GIVEN PROBLEM: Go through the records underneath and count the lines that include the string "条形统计图". Give nothing but the number.
= = = = = = =
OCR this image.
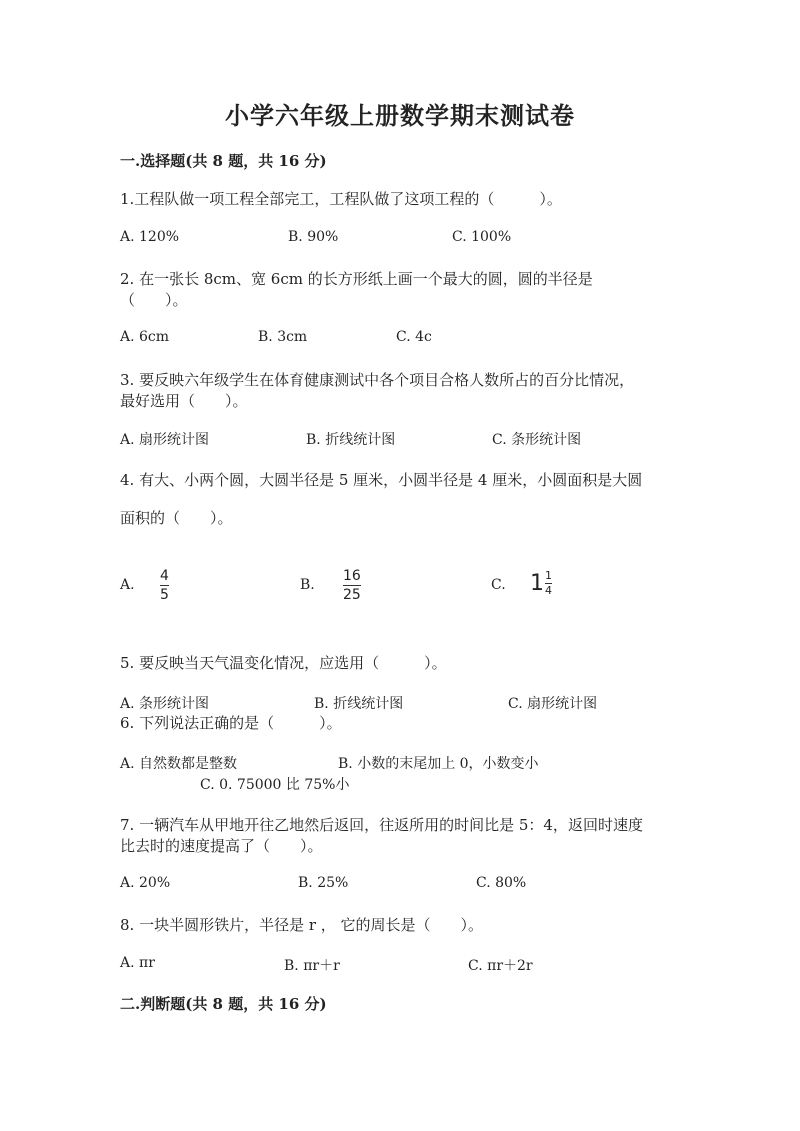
小学六年级上册数学期末测试卷
一.选择题(共 8 题，共 16 分)
1.工程队做一项工程全部完工，工程队做了这项工程的（　　　）。
A. 120%	B. 90%	C. 100%
2. 在一张长 8cm、宽 6cm 的长方形纸上画一个最大的圆，圆的半径是
（　　）。
A. 6cm	B. 3cm	C. 4c
3. 要反映六年级学生在体育健康测试中各个项目合格人数所占的百分比情况，
最好选用（　　）。
A. 扇形统计图	B. 折线统计图	C. 条形统计图
4. 有大、小两个圆，大圆半径是 5 厘米，小圆半径是 4 厘米，小圆面积是大圆
面积的（　　）。
A.
4
5
B.
16
25
C. $1 \frac{1}{4}$
5. 要反映当天气温变化情况，应选用（　　　）。
A. 条形统计图	B. 折线统计图	C. 扇形统计图
6. 下列说法正确的是（　　　）。
A. 自然数都是整数	B. 小数的末尾加上 0，小数变小
C. 0. 75000 比 75%小
7. 一辆汽车从甲地开往乙地然后返回，往返所用的时间比是 5：4，返回时速度
比去时的速度提高了（　　）。
A. 20%	B. 25%	C. 80%
8. 一块半圆形铁片，半径是 r ， 它的周长是（　　）。
A. πr	B. πr＋r	C. πr＋2r
二.判断题(共 8 题，共 16 分)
= = = = = = =
REPLY TO THE EXERCISE: 2